Task requirements: Only the number is wanted: count the lines in the data with "fill" in them.

- - - - - - -

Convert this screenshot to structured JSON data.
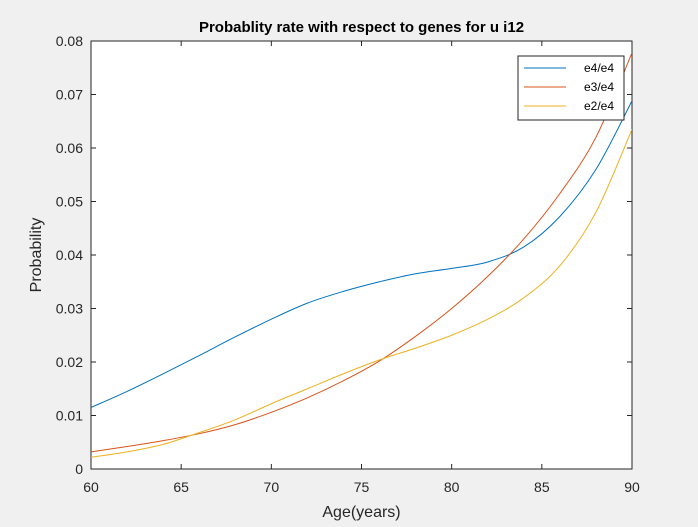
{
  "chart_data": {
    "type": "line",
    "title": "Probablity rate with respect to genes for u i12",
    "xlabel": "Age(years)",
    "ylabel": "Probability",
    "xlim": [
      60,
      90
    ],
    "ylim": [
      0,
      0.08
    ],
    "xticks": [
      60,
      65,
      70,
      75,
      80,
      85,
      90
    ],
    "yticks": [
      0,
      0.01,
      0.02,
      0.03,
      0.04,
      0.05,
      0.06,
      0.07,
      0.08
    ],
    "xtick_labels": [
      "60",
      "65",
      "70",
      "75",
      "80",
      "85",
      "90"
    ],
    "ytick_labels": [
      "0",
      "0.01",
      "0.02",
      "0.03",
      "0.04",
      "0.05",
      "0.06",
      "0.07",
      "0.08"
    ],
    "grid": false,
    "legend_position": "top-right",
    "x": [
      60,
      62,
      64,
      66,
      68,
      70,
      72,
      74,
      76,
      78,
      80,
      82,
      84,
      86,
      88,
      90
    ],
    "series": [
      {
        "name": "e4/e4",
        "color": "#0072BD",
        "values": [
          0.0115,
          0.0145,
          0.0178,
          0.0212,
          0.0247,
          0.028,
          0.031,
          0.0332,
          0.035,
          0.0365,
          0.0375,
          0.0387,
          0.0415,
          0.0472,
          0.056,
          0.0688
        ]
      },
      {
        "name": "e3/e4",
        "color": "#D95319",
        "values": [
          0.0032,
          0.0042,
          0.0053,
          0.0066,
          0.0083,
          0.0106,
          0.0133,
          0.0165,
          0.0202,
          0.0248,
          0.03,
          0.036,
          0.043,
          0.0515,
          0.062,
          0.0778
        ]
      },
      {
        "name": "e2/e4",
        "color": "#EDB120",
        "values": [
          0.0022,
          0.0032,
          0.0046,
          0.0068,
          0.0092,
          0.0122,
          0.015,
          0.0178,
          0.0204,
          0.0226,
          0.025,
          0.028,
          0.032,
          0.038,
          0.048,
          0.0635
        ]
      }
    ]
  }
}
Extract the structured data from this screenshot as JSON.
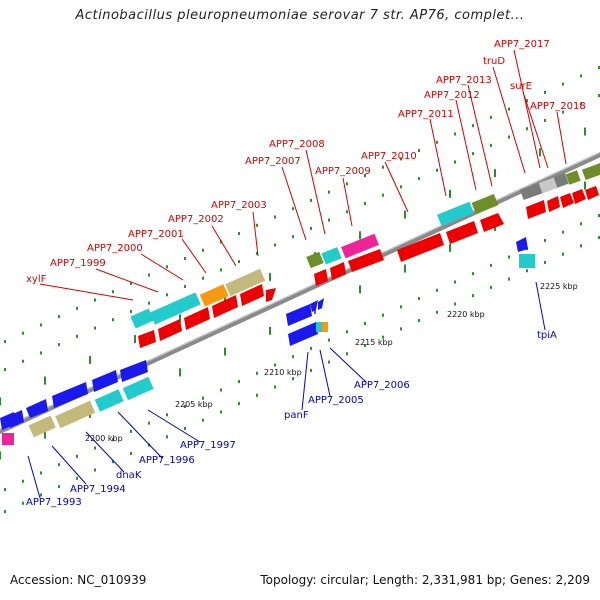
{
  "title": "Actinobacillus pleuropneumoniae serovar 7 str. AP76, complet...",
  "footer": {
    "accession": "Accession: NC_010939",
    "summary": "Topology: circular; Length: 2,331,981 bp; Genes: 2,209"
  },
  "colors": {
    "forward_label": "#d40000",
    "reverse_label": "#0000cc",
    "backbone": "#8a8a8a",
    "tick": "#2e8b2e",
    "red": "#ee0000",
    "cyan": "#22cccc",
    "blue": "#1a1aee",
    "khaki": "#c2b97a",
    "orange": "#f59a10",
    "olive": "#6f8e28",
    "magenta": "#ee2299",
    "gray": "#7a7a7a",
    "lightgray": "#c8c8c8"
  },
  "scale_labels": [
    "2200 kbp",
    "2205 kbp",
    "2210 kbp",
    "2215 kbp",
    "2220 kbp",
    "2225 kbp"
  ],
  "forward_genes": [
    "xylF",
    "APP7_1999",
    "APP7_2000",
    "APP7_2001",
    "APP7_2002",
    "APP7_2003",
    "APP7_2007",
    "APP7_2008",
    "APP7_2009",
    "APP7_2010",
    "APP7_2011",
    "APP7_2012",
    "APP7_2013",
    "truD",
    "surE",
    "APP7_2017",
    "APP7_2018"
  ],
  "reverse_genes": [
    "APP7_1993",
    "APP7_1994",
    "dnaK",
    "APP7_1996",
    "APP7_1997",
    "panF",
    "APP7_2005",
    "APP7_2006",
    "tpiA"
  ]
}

- - - - - - -

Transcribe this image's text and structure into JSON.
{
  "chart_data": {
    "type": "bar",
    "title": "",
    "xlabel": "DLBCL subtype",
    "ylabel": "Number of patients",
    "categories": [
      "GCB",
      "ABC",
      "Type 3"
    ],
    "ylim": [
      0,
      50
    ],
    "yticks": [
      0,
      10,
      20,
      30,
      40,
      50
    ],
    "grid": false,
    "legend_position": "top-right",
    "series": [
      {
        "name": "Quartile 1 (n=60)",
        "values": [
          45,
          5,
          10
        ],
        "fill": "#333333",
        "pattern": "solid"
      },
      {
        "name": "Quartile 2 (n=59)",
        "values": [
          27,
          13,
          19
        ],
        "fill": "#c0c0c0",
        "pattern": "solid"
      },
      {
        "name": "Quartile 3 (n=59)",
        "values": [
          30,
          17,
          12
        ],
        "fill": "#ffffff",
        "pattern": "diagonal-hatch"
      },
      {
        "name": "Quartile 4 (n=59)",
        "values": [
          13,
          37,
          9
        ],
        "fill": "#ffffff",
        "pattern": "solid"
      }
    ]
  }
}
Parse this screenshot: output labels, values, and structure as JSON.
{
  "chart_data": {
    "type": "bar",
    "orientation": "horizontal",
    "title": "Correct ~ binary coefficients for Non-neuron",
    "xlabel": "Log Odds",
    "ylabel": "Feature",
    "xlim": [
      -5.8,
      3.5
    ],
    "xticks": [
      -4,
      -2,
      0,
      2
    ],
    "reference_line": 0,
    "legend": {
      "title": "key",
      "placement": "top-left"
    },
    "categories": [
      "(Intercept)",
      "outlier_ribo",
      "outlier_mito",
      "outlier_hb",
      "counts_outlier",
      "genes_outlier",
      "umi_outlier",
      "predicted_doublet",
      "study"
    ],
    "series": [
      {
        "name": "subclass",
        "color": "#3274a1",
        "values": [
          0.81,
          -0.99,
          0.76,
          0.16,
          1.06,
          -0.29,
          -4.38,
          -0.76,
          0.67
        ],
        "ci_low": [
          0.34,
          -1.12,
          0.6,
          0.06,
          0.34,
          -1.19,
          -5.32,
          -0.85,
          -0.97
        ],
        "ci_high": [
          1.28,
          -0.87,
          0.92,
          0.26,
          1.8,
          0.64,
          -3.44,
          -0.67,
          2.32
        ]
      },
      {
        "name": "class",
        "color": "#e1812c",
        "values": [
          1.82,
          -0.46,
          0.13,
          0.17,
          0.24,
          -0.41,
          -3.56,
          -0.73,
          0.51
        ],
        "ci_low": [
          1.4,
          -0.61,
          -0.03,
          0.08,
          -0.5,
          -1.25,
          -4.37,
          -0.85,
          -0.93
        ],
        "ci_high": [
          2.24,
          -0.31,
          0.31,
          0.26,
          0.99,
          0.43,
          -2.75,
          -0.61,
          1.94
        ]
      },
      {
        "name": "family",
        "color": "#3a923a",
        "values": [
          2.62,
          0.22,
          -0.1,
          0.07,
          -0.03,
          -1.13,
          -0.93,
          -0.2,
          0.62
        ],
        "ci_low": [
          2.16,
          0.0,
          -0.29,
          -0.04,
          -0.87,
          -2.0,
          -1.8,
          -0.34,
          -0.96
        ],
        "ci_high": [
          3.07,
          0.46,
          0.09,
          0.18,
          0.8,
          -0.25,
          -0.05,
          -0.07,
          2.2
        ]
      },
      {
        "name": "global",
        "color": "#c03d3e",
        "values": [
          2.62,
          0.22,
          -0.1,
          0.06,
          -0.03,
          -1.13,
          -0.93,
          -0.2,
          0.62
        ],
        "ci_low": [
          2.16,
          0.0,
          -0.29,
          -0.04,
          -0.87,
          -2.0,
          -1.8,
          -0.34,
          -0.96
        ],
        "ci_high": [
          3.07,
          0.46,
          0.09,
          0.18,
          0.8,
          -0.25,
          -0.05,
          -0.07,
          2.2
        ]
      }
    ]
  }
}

- - - - - - -

Reply to the task: 4